TASK STATEMENT. The response should consist of the records that follow, printed exactly.

Dataset records of page text:
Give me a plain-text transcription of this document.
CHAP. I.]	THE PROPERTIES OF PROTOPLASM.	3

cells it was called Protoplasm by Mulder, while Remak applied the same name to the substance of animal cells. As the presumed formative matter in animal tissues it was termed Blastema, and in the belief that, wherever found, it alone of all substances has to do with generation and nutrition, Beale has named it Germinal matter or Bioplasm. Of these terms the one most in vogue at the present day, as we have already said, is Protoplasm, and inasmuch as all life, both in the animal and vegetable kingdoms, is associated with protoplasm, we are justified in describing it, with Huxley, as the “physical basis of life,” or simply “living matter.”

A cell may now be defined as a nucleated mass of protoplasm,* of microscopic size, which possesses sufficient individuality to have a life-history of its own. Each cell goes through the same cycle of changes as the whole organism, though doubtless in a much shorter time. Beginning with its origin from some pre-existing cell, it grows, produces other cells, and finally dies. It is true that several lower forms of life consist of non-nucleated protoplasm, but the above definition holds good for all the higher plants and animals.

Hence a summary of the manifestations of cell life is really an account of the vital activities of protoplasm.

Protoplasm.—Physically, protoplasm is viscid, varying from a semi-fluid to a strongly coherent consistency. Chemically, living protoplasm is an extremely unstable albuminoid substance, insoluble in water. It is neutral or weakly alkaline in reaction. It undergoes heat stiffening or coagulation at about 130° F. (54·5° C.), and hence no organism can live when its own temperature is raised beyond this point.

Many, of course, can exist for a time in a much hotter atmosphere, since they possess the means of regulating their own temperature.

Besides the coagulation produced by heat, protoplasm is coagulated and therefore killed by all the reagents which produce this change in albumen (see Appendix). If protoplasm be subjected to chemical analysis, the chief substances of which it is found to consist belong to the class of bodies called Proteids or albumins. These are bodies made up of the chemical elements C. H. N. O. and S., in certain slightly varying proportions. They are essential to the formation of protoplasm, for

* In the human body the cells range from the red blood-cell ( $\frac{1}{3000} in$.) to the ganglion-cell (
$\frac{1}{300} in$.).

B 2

EXERCISE SOLUTION.
Give me a plain-text transcription of this document.
CHAP. I.]	THE PROPERTIES OF PROTOPLASM.	3

cells it was called Protoplasm by Mulder, while Remak applied the same name to the substance of animal cells. As the presumed formative matter in animal tissues it was termed Blastema, and in the belief that, wherever found, it alone of all substances has to do with generation and nutrition, Beale has named it Germinal matter or Bioplasm. Of these terms the one most in vogue at the present day, as we have already said, is Protoplasm, and inasmuch as all life, both in the animal and vegetable kingdoms, is associated with protoplasm, we are justified in describing it, with Huxley, as the “physical basis of life,” or simply “living matter.”

A cell may now be defined as a nucleated mass of protoplasm,* of microscopic size, which possesses sufficient individuality to have a life-history of its own. Each cell goes through the same cycle of changes as the whole organism, though doubtless in a much shorter time. Beginning with its origin from some pre-existing cell, it grows, produces other cells, and finally dies. It is true that several lower forms of life consist of non-nucleated protoplasm, but the above definition holds good for all the higher plants and animals.

Hence a summary of the manifestations of cell life is really an account of the vital activities of protoplasm.

Protoplasm.—Physically, protoplasm is viscid, varying from a semi-fluid to a strongly coherent consistency. Chemically, living protoplasm is an extremely unstable albuminoid substance, insoluble in water. It is neutral or weakly alkaline in reaction. It undergoes heat stiffening or coagulation at about 130° F. (54·5° C.), and hence no organism can live when its own temperature is raised beyond this point.

Many, of course, can exist for a time in a much hotter atmosphere, since they possess the means of regulating their own temperature.

Besides the coagulation produced by heat, protoplasm is coagulated and therefore killed by all the reagents which produce this change in albumen (see Appendix). If protoplasm be subjected to chemical analysis, the chief substances of which it is found to consist belong to the class of bodies called Proteids or albumins. These are bodies made up of the chemical elements C. H. N. O. and S., in certain slightly varying proportions. They are essential to the formation of protoplasm, for

* In the human body the cells range from the red blood-cell ( $\frac{1}{3000} in$.) to the ganglion-cell (
$\frac{1}{300} in$.).

B 2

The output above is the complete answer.